++++ Source data ++++

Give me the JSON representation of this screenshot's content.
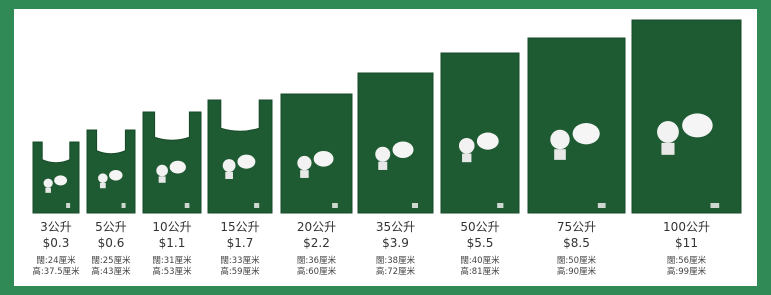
{
  "items": [
    {
      "volume": "3公升",
      "price": "$0.3",
      "width": "闊:24厘米",
      "height": "高:37.5厘米"
    },
    {
      "volume": "5公升",
      "price": "$0.6",
      "width": "闊:25厘米",
      "height": "高:43厘米"
    },
    {
      "volume": "10公升",
      "price": "$1.1",
      "width": "闊:31厘米",
      "height": "高:53厘米"
    },
    {
      "volume": "15公升",
      "price": "$1.7",
      "width": "闊:33厘米",
      "height": "高:59厘米"
    },
    {
      "volume": "20公升",
      "price": "$2.2",
      "width": "闊:36厘米",
      "height": "高:60厘米"
    },
    {
      "volume": "35公升",
      "price": "$3.9",
      "width": "闊:38厘米",
      "height": "高:72厘米"
    },
    {
      "volume": "50公升",
      "price": "$5.5",
      "width": "闊:40厘米",
      "height": "高:81厘米"
    },
    {
      "volume": "75公升",
      "price": "$8.5",
      "width": "闊:50厘米",
      "height": "高:90厘米"
    },
    {
      "volume": "100公升",
      "price": "$11",
      "width": "闊:56厘米",
      "height": "高:99厘米"
    }
  ]
}
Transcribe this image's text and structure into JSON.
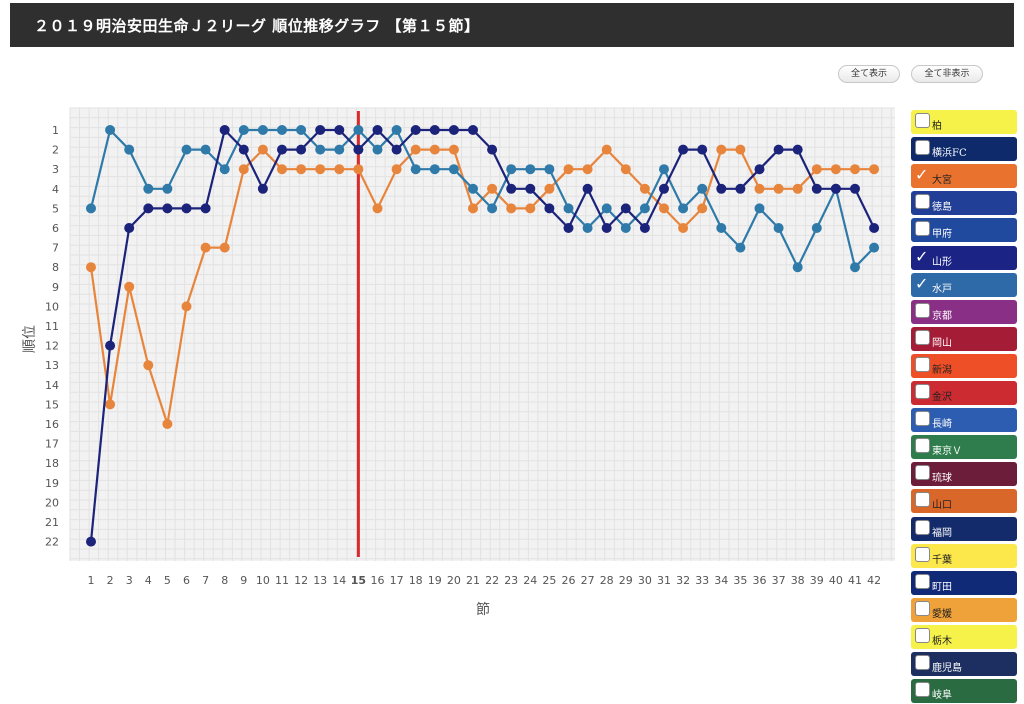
{
  "header": {
    "title": "２０１９明治安田生命Ｊ２リーグ 順位推移グラフ 【第１５節】"
  },
  "controls": {
    "show_all": "全て表示",
    "hide_all": "全て非表示"
  },
  "legend": [
    {
      "label": "柏",
      "color": "#f7f24a",
      "text_color": "#222222",
      "checked": false
    },
    {
      "label": "横浜FC",
      "color": "#0f2a6b",
      "text_color": "#ffffff",
      "checked": false
    },
    {
      "label": "大宮",
      "color": "#e8722e",
      "text_color": "#222222",
      "checked": true
    },
    {
      "label": "徳島",
      "color": "#213f96",
      "text_color": "#ffffff",
      "checked": false
    },
    {
      "label": "甲府",
      "color": "#1f4a9e",
      "text_color": "#ffffff",
      "checked": false
    },
    {
      "label": "山形",
      "color": "#1b2384",
      "text_color": "#ffffff",
      "checked": true
    },
    {
      "label": "水戸",
      "color": "#2f6aa8",
      "text_color": "#ffffff",
      "checked": true
    },
    {
      "label": "京都",
      "color": "#8a2f86",
      "text_color": "#ffffff",
      "checked": false
    },
    {
      "label": "岡山",
      "color": "#a51c37",
      "text_color": "#ffffff",
      "checked": false
    },
    {
      "label": "新潟",
      "color": "#ee4f26",
      "text_color": "#222222",
      "checked": false
    },
    {
      "label": "金沢",
      "color": "#cc2b32",
      "text_color": "#222222",
      "checked": false
    },
    {
      "label": "長崎",
      "color": "#2c5db0",
      "text_color": "#ffffff",
      "checked": false
    },
    {
      "label": "東京Ｖ",
      "color": "#2f7d4c",
      "text_color": "#ffffff",
      "checked": false
    },
    {
      "label": "琉球",
      "color": "#6b1d3a",
      "text_color": "#ffffff",
      "checked": false
    },
    {
      "label": "山口",
      "color": "#d9672a",
      "text_color": "#222222",
      "checked": false
    },
    {
      "label": "福岡",
      "color": "#142b6b",
      "text_color": "#ffffff",
      "checked": false
    },
    {
      "label": "千葉",
      "color": "#fce84a",
      "text_color": "#222222",
      "checked": false
    },
    {
      "label": "町田",
      "color": "#102a78",
      "text_color": "#ffffff",
      "checked": false
    },
    {
      "label": "愛媛",
      "color": "#f0a23a",
      "text_color": "#222222",
      "checked": false
    },
    {
      "label": "栃木",
      "color": "#f7f24a",
      "text_color": "#222222",
      "checked": false
    },
    {
      "label": "鹿児島",
      "color": "#1c2f60",
      "text_color": "#ffffff",
      "checked": false
    },
    {
      "label": "岐阜",
      "color": "#2a6b42",
      "text_color": "#ffffff",
      "checked": false
    }
  ],
  "chart_data": {
    "type": "line",
    "title": "",
    "xlabel": "節",
    "ylabel": "順位",
    "x": [
      1,
      2,
      3,
      4,
      5,
      6,
      7,
      8,
      9,
      10,
      11,
      12,
      13,
      14,
      15,
      16,
      17,
      18,
      19,
      20,
      21,
      22,
      23,
      24,
      25,
      26,
      27,
      28,
      29,
      30,
      31,
      32,
      33,
      34,
      35,
      36,
      37,
      38,
      39,
      40,
      41,
      42
    ],
    "ylim": [
      1,
      22
    ],
    "y_inverted": true,
    "grid": true,
    "current_round": 15,
    "current_round_color": "#d92b2b",
    "series": [
      {
        "name": "大宮",
        "color": "#e8853d",
        "values": [
          8,
          15,
          9,
          13,
          16,
          10,
          7,
          7,
          3,
          2,
          3,
          3,
          3,
          3,
          3,
          5,
          3,
          2,
          2,
          2,
          5,
          4,
          5,
          5,
          4,
          3,
          3,
          2,
          3,
          4,
          5,
          6,
          5,
          2,
          2,
          4,
          4,
          4,
          3,
          3,
          3,
          3
        ]
      },
      {
        "name": "水戸",
        "color": "#2f7aa8",
        "values": [
          5,
          1,
          2,
          4,
          4,
          2,
          2,
          3,
          1,
          1,
          1,
          1,
          2,
          2,
          1,
          2,
          1,
          3,
          3,
          3,
          4,
          5,
          3,
          3,
          3,
          5,
          6,
          5,
          6,
          5,
          3,
          5,
          4,
          6,
          7,
          5,
          6,
          8,
          6,
          4,
          8,
          7
        ]
      },
      {
        "name": "山形",
        "color": "#1b237a",
        "values": [
          22,
          12,
          6,
          5,
          5,
          5,
          5,
          1,
          2,
          4,
          2,
          2,
          1,
          1,
          2,
          1,
          2,
          1,
          1,
          1,
          1,
          2,
          4,
          4,
          5,
          6,
          4,
          6,
          5,
          6,
          4,
          2,
          2,
          4,
          4,
          3,
          2,
          2,
          4,
          4,
          4,
          6
        ]
      }
    ]
  }
}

++++

What you have to do
Transcribe the records verbatim and omit the images.

Result
Give me the JSON representation of this screenshot's content.
{
  "items": [
    {
      "volume": "3公升",
      "price": "$0.3",
      "width": "闊:24厘米",
      "height": "高:37.5厘米"
    },
    {
      "volume": "5公升",
      "price": "$0.6",
      "width": "闊:25厘米",
      "height": "高:43厘米"
    },
    {
      "volume": "10公升",
      "price": "$1.1",
      "width": "闊:31厘米",
      "height": "高:53厘米"
    },
    {
      "volume": "15公升",
      "price": "$1.7",
      "width": "闊:33厘米",
      "height": "高:59厘米"
    },
    {
      "volume": "20公升",
      "price": "$2.2",
      "width": "闊:36厘米",
      "height": "高:60厘米"
    },
    {
      "volume": "35公升",
      "price": "$3.9",
      "width": "闊:38厘米",
      "height": "高:72厘米"
    },
    {
      "volume": "50公升",
      "price": "$5.5",
      "width": "闊:40厘米",
      "height": "高:81厘米"
    },
    {
      "volume": "75公升",
      "price": "$8.5",
      "width": "闊:50厘米",
      "height": "高:90厘米"
    },
    {
      "volume": "100公升",
      "price": "$11",
      "width": "闊:56厘米",
      "height": "高:99厘米"
    }
  ]
}
Transcribe this image's text and structure into JSON.
{
  "header": {
    "title": "２０１９明治安田生命Ｊ２リーグ 順位推移グラフ 【第１５節】"
  },
  "controls": {
    "show_all": "全て表示",
    "hide_all": "全て非表示"
  },
  "legend": [
    {
      "label": "柏",
      "color": "#f7f24a",
      "text_color": "#222222",
      "checked": false
    },
    {
      "label": "横浜FC",
      "color": "#0f2a6b",
      "text_color": "#ffffff",
      "checked": false
    },
    {
      "label": "大宮",
      "color": "#e8722e",
      "text_color": "#222222",
      "checked": true
    },
    {
      "label": "徳島",
      "color": "#213f96",
      "text_color": "#ffffff",
      "checked": false
    },
    {
      "label": "甲府",
      "color": "#1f4a9e",
      "text_color": "#ffffff",
      "checked": false
    },
    {
      "label": "山形",
      "color": "#1b2384",
      "text_color": "#ffffff",
      "checked": true
    },
    {
      "label": "水戸",
      "color": "#2f6aa8",
      "text_color": "#ffffff",
      "checked": true
    },
    {
      "label": "京都",
      "color": "#8a2f86",
      "text_color": "#ffffff",
      "checked": false
    },
    {
      "label": "岡山",
      "color": "#a51c37",
      "text_color": "#ffffff",
      "checked": false
    },
    {
      "label": "新潟",
      "color": "#ee4f26",
      "text_color": "#222222",
      "checked": false
    },
    {
      "label": "金沢",
      "color": "#cc2b32",
      "text_color": "#222222",
      "checked": false
    },
    {
      "label": "長崎",
      "color": "#2c5db0",
      "text_color": "#ffffff",
      "checked": false
    },
    {
      "label": "東京Ｖ",
      "color": "#2f7d4c",
      "text_color": "#ffffff",
      "checked": false
    },
    {
      "label": "琉球",
      "color": "#6b1d3a",
      "text_color": "#ffffff",
      "checked": false
    },
    {
      "label": "山口",
      "color": "#d9672a",
      "text_color": "#222222",
      "checked": false
    },
    {
      "label": "福岡",
      "color": "#142b6b",
      "text_color": "#ffffff",
      "checked": false
    },
    {
      "label": "千葉",
      "color": "#fce84a",
      "text_color": "#222222",
      "checked": false
    },
    {
      "label": "町田",
      "color": "#102a78",
      "text_color": "#ffffff",
      "checked": false
    },
    {
      "label": "愛媛",
      "color": "#f0a23a",
      "text_color": "#222222",
      "checked": false
    },
    {
      "label": "栃木",
      "color": "#f7f24a",
      "text_color": "#222222",
      "checked": false
    },
    {
      "label": "鹿児島",
      "color": "#1c2f60",
      "text_color": "#ffffff",
      "checked": false
    },
    {
      "label": "岐阜",
      "color": "#2a6b42",
      "text_color": "#ffffff",
      "checked": false
    }
  ],
  "chart_data": {
    "type": "line",
    "title": "",
    "xlabel": "節",
    "ylabel": "順位",
    "x": [
      1,
      2,
      3,
      4,
      5,
      6,
      7,
      8,
      9,
      10,
      11,
      12,
      13,
      14,
      15,
      16,
      17,
      18,
      19,
      20,
      21,
      22,
      23,
      24,
      25,
      26,
      27,
      28,
      29,
      30,
      31,
      32,
      33,
      34,
      35,
      36,
      37,
      38,
      39,
      40,
      41,
      42
    ],
    "ylim": [
      1,
      22
    ],
    "y_inverted": true,
    "grid": true,
    "current_round": 15,
    "current_round_color": "#d92b2b",
    "series": [
      {
        "name": "大宮",
        "color": "#e8853d",
        "values": [
          8,
          15,
          9,
          13,
          16,
          10,
          7,
          7,
          3,
          2,
          3,
          3,
          3,
          3,
          3,
          5,
          3,
          2,
          2,
          2,
          5,
          4,
          5,
          5,
          4,
          3,
          3,
          2,
          3,
          4,
          5,
          6,
          5,
          2,
          2,
          4,
          4,
          4,
          3,
          3,
          3,
          3
        ]
      },
      {
        "name": "水戸",
        "color": "#2f7aa8",
        "values": [
          5,
          1,
          2,
          4,
          4,
          2,
          2,
          3,
          1,
          1,
          1,
          1,
          2,
          2,
          1,
          2,
          1,
          3,
          3,
          3,
          4,
          5,
          3,
          3,
          3,
          5,
          6,
          5,
          6,
          5,
          3,
          5,
          4,
          6,
          7,
          5,
          6,
          8,
          6,
          4,
          8,
          7
        ]
      },
      {
        "name": "山形",
        "color": "#1b237a",
        "values": [
          22,
          12,
          6,
          5,
          5,
          5,
          5,
          1,
          2,
          4,
          2,
          2,
          1,
          1,
          2,
          1,
          2,
          1,
          1,
          1,
          1,
          2,
          4,
          4,
          5,
          6,
          4,
          6,
          5,
          6,
          4,
          2,
          2,
          4,
          4,
          3,
          2,
          2,
          4,
          4,
          4,
          6
        ]
      }
    ]
  }
}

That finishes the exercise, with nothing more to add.